Task to carry out:
Pull each line holding "Vencimentos" out of the entries below.
··· Data to use ···
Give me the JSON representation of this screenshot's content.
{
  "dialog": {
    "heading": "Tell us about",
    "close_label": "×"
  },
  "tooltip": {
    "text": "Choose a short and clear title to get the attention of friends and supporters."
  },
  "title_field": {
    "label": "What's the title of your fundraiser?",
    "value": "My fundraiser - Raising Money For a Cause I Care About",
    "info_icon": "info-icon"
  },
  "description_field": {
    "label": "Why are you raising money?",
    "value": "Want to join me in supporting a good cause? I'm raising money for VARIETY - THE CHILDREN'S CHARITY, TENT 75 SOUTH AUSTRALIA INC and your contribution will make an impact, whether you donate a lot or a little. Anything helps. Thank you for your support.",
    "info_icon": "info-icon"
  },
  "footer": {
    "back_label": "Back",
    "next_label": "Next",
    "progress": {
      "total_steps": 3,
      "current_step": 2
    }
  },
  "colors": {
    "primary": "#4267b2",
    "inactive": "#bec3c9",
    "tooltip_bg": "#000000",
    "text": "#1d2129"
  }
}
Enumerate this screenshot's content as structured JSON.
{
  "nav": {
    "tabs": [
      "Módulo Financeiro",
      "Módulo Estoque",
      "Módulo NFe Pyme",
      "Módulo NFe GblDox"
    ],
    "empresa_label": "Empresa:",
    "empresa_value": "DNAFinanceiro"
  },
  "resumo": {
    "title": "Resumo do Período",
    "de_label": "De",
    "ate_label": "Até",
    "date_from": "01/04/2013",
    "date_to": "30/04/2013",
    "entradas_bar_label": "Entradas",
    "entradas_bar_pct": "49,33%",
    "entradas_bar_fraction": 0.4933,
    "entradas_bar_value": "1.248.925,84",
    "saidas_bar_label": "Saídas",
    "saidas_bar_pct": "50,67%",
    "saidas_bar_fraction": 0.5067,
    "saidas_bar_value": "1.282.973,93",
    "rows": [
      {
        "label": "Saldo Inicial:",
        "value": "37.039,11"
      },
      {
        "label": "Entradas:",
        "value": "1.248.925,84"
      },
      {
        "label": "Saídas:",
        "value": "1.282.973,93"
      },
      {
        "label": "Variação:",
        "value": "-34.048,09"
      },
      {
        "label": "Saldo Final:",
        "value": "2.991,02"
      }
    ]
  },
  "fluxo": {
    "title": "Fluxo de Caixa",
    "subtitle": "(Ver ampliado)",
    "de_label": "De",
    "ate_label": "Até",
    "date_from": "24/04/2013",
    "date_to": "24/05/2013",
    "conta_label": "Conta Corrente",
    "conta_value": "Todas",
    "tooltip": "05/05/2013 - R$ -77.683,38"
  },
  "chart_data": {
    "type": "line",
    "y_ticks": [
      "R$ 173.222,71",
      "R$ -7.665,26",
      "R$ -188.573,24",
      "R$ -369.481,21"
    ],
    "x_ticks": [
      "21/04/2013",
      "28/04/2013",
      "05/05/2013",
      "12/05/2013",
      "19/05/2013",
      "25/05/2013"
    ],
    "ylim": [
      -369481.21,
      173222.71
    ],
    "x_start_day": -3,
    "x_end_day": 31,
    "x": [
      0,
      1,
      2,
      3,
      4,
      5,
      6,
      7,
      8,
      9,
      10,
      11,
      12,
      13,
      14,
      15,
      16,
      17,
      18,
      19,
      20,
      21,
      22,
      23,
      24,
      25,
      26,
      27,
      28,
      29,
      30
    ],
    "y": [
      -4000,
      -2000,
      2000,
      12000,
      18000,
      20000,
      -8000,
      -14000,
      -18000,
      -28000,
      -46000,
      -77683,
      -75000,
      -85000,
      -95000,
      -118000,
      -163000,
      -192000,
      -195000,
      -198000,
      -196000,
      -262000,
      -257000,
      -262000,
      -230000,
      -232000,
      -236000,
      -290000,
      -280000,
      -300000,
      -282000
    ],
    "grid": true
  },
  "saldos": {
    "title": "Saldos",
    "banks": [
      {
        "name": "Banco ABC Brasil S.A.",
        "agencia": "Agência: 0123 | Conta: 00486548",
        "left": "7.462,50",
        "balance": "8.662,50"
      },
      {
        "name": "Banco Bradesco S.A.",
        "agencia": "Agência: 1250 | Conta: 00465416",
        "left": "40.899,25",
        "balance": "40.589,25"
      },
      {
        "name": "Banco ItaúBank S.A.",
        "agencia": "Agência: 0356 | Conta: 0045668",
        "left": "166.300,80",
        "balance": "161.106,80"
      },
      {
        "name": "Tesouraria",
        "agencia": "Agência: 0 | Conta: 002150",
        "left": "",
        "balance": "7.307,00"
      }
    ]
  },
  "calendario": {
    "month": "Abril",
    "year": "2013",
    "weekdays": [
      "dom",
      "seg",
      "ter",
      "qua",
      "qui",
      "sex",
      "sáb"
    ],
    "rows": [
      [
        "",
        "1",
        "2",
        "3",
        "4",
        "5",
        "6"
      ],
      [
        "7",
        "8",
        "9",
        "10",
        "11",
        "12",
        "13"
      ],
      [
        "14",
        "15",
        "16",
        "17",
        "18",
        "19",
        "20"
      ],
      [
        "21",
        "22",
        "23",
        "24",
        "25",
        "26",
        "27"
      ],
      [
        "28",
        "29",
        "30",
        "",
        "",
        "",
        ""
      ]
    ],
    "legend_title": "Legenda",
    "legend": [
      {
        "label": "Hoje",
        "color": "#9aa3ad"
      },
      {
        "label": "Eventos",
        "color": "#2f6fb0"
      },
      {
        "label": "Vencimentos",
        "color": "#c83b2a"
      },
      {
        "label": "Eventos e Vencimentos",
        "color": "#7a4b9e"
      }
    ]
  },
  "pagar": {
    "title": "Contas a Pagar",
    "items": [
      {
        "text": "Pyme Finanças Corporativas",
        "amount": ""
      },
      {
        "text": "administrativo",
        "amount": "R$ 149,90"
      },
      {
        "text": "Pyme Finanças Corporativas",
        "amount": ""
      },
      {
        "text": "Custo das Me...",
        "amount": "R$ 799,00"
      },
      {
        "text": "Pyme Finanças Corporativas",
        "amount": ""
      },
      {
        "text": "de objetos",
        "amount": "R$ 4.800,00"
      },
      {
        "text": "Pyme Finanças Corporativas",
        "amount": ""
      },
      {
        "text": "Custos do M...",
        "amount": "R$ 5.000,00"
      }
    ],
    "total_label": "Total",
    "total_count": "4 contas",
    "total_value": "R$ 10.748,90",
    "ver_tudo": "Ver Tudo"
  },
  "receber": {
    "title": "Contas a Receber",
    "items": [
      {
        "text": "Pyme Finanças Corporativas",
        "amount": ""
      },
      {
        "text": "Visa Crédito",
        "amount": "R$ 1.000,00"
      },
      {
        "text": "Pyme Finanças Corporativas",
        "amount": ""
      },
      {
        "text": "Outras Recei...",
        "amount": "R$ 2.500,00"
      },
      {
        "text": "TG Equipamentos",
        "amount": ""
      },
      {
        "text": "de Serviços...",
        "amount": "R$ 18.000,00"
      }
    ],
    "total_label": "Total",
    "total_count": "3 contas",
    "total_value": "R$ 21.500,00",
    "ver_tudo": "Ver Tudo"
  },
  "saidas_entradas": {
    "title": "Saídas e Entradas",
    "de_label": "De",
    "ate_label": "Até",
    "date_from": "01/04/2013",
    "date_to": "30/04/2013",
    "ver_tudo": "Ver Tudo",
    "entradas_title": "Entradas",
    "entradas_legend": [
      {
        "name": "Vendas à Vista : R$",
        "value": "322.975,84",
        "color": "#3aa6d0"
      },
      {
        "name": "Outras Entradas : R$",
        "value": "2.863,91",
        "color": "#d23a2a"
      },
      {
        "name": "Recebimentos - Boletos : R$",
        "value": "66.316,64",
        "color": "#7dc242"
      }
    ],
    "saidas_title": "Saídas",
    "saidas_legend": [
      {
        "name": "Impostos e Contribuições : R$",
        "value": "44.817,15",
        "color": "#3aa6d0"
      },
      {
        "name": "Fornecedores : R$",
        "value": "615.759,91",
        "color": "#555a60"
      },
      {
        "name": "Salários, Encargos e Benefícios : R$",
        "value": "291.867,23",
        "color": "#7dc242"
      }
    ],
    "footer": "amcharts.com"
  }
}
···
Result of the task:
        "label": "Vencimentos",
        "label": "Eventos e Vencimentos",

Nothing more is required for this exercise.